### Task set
1) Please reproduce the Pydoit text from "Python task automation" to "the correct order.".
2) List every common use case that the Pydoit text gives.

### Text section
>> START

Python task automation tool for defining and executing task dependencies

Research Infrastructure & Reproducibility Intermediate Recommended Tool
Quick Info
  • Category: Research Infrastructure & Reproducibility
  • Level: Intermediate
  • Type: Recommended Tool
  • Requires:
    • python

Why We Recommend Pydoit

Pydoit brings make-style build automation to Python with a simple, Pythonic interface. It's perfect for automating repetitive analysis tasks, managing data processing pipelines, and ensuring your analysis steps run in the correct order.

Common Use Cases

  • Automating data analysis workflows
  • Task dependency management
  • Incremental builds (only run what changed)

>> END

### Source excerpt
>> START

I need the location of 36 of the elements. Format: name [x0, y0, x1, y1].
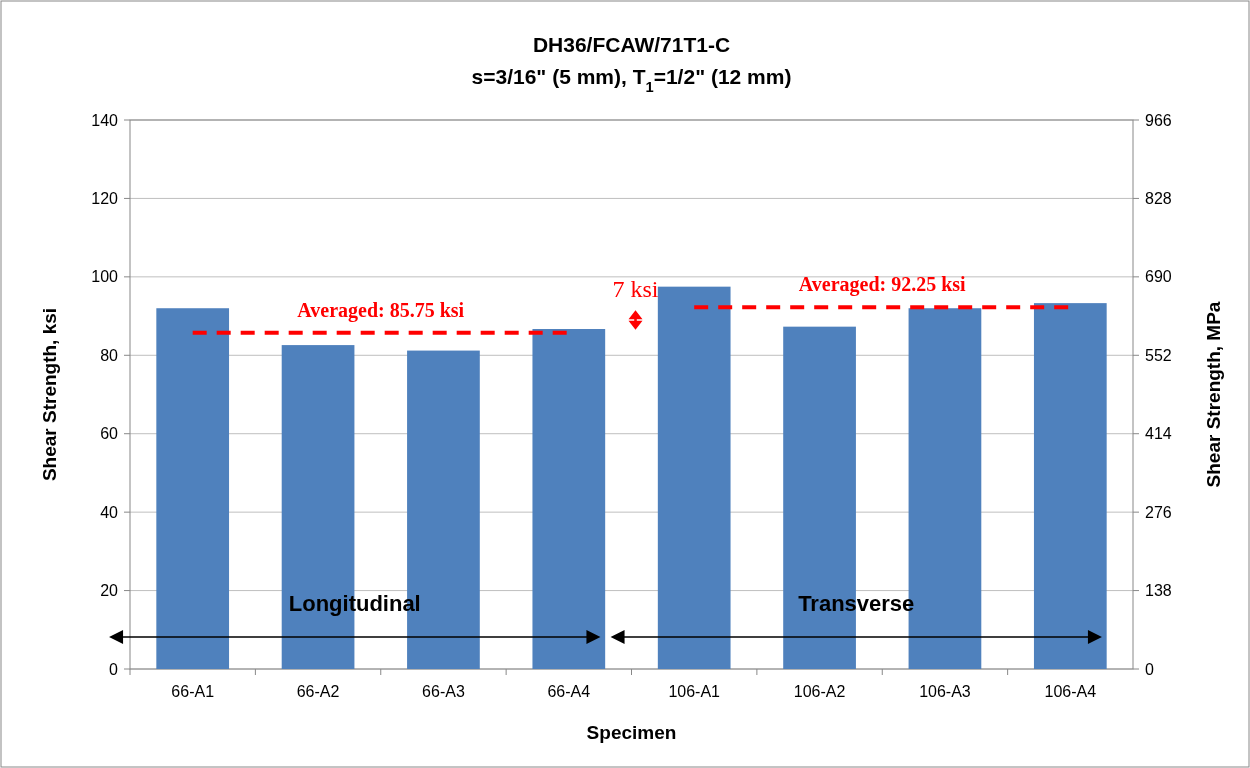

>> END

### Written answers
1)
Python task automation tool for defining and executing task dependencies

Research Infrastructure & Reproducibility Intermediate Recommended Tool
Quick Info
  • Category: Research Infrastructure & Reproducibility
  • Level: Intermediate
  • Type: Recommended Tool
  • Requires:
    • python

Why We Recommend Pydoit

Pydoit brings make-style build automation to Python with a simple, Pythonic interface. It's perfect for automating repetitive analysis tasks, managing data processing pipelines, and ensuring your analysis steps run in the correct order.

2)
- Automating data analysis workflows
- Task dependency management
- Incremental builds (only run what changed)